• Work required
Would you repeat the listing exactly but omit every picture?

(Dataset entries)

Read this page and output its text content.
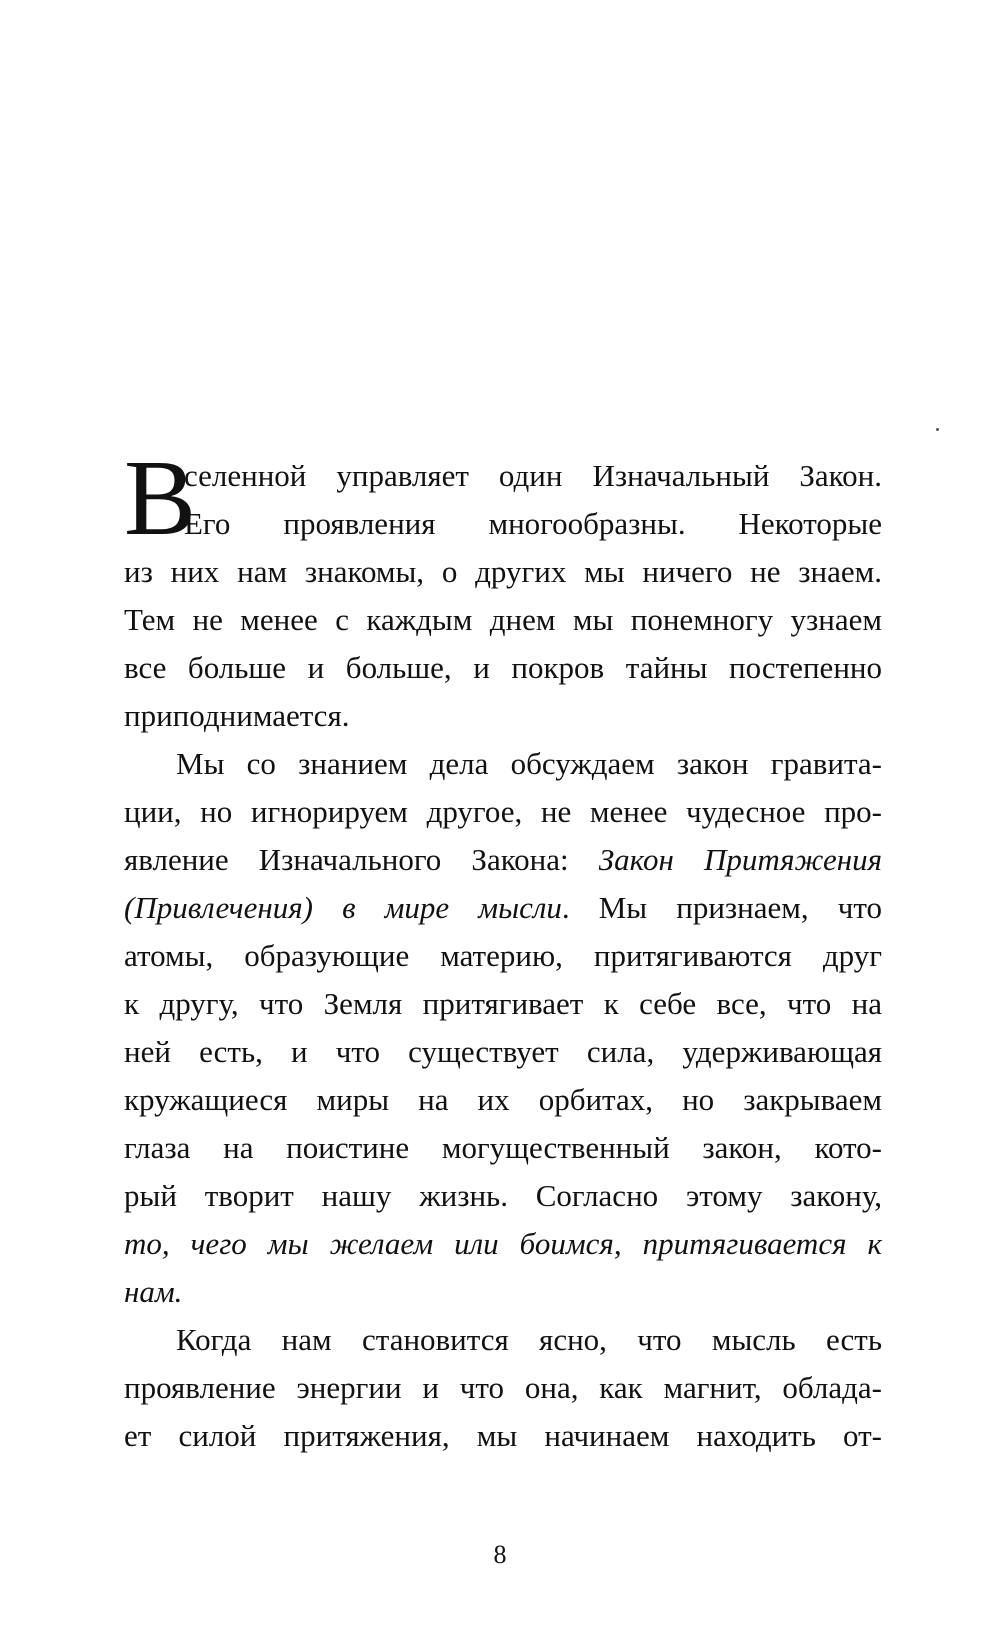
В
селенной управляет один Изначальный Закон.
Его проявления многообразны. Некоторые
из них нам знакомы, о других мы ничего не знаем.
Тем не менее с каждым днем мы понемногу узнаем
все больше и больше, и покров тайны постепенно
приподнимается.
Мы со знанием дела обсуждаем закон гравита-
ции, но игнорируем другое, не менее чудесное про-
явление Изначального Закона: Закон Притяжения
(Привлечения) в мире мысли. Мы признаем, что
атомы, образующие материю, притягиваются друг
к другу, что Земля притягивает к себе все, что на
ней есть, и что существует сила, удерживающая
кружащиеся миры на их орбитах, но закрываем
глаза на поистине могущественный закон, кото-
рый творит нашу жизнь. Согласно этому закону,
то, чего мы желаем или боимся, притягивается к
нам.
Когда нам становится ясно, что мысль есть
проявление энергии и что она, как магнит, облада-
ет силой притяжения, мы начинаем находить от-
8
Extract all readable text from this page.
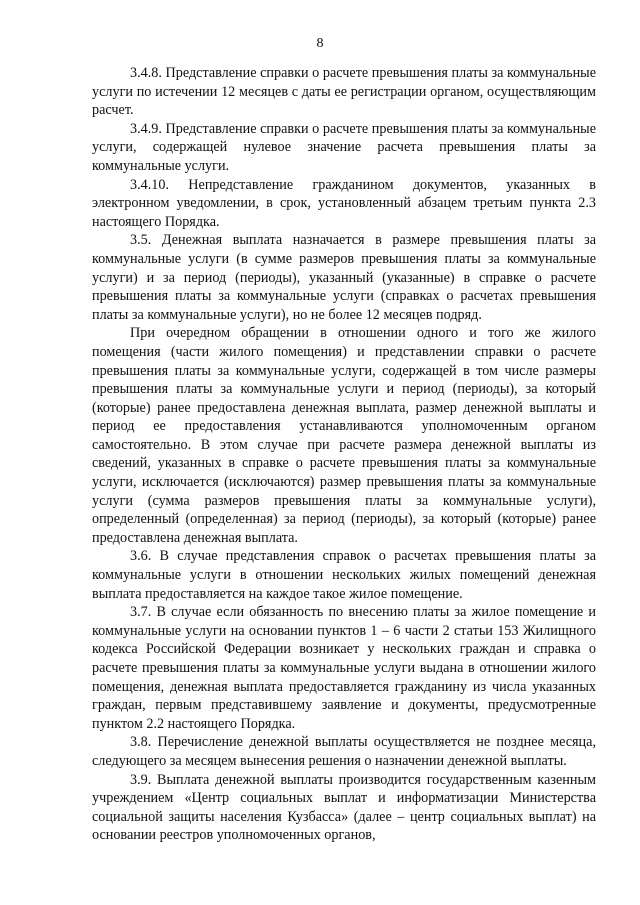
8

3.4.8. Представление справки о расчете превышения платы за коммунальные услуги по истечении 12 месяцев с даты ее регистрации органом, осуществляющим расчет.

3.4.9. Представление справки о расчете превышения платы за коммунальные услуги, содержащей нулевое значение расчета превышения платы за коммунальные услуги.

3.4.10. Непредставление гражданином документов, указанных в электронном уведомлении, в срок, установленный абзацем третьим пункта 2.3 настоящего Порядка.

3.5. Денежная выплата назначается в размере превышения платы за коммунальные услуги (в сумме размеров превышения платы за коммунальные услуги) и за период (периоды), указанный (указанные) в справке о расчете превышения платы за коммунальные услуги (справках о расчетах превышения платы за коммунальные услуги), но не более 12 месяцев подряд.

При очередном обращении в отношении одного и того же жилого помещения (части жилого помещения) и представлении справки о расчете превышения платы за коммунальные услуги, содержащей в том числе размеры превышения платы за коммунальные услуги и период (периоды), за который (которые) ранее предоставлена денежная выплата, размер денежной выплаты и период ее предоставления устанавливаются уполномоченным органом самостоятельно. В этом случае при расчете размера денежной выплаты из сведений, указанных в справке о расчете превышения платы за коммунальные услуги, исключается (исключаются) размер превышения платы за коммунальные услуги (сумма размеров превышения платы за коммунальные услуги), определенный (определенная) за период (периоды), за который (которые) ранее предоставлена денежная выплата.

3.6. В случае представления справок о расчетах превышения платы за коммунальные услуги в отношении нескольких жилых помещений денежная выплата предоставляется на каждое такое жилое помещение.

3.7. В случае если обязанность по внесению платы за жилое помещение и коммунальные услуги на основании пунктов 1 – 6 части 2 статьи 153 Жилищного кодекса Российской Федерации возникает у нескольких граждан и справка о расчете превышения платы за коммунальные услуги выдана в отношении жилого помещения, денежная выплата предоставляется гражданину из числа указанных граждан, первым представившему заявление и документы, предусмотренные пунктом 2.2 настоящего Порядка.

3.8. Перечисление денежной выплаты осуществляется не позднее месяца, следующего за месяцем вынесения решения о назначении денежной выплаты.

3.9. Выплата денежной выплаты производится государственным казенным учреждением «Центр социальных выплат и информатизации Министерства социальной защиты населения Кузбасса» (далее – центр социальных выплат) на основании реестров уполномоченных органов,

• Result below
Read this page and output its text content.
В
селенной управляет один Изначальный Закон.
Его проявления многообразны. Некоторые
из них нам знакомы, о других мы ничего не знаем.
Тем не менее с каждым днем мы понемногу узнаем
все больше и больше, и покров тайны постепенно
приподнимается.
Мы со знанием дела обсуждаем закон гравита-
ции, но игнорируем другое, не менее чудесное про-
явление Изначального Закона: Закон Притяжения
(Привлечения) в мире мысли. Мы признаем, что
атомы, образующие материю, притягиваются друг
к другу, что Земля притягивает к себе все, что на
ней есть, и что существует сила, удерживающая
кружащиеся миры на их орбитах, но закрываем
глаза на поистине могущественный закон, кото-
рый творит нашу жизнь. Согласно этому закону,
то, чего мы желаем или боимся, притягивается к
нам.
Когда нам становится ясно, что мысль есть
проявление энергии и что она, как магнит, облада-
ет силой притяжения, мы начинаем находить от-
8
Extract all readable text from this page.
8

3.4.8. Представление справки о расчете превышения платы за коммунальные услуги по истечении 12 месяцев с даты ее регистрации органом, осуществляющим расчет.

3.4.9. Представление справки о расчете превышения платы за коммунальные услуги, содержащей нулевое значение расчета превышения платы за коммунальные услуги.

3.4.10. Непредставление гражданином документов, указанных в электронном уведомлении, в срок, установленный абзацем третьим пункта 2.3 настоящего Порядка.

3.5. Денежная выплата назначается в размере превышения платы за коммунальные услуги (в сумме размеров превышения платы за коммунальные услуги) и за период (периоды), указанный (указанные) в справке о расчете превышения платы за коммунальные услуги (справках о расчетах превышения платы за коммунальные услуги), но не более 12 месяцев подряд.

При очередном обращении в отношении одного и того же жилого помещения (части жилого помещения) и представлении справки о расчете превышения платы за коммунальные услуги, содержащей в том числе размеры превышения платы за коммунальные услуги и период (периоды), за который (которые) ранее предоставлена денежная выплата, размер денежной выплаты и период ее предоставления устанавливаются уполномоченным органом самостоятельно. В этом случае при расчете размера денежной выплаты из сведений, указанных в справке о расчете превышения платы за коммунальные услуги, исключается (исключаются) размер превышения платы за коммунальные услуги (сумма размеров превышения платы за коммунальные услуги), определенный (определенная) за период (периоды), за который (которые) ранее предоставлена денежная выплата.

3.6. В случае представления справок о расчетах превышения платы за коммунальные услуги в отношении нескольких жилых помещений денежная выплата предоставляется на каждое такое жилое помещение.

3.7. В случае если обязанность по внесению платы за жилое помещение и коммунальные услуги на основании пунктов 1 – 6 части 2 статьи 153 Жилищного кодекса Российской Федерации возникает у нескольких граждан и справка о расчете превышения платы за коммунальные услуги выдана в отношении жилого помещения, денежная выплата предоставляется гражданину из числа указанных граждан, первым представившему заявление и документы, предусмотренные пунктом 2.2 настоящего Порядка.

3.8. Перечисление денежной выплаты осуществляется не позднее месяца, следующего за месяцем вынесения решения о назначении денежной выплаты.

3.9. Выплата денежной выплаты производится государственным казенным учреждением «Центр социальных выплат и информатизации Министерства социальной защиты населения Кузбасса» (далее – центр социальных выплат) на основании реестров уполномоченных органов,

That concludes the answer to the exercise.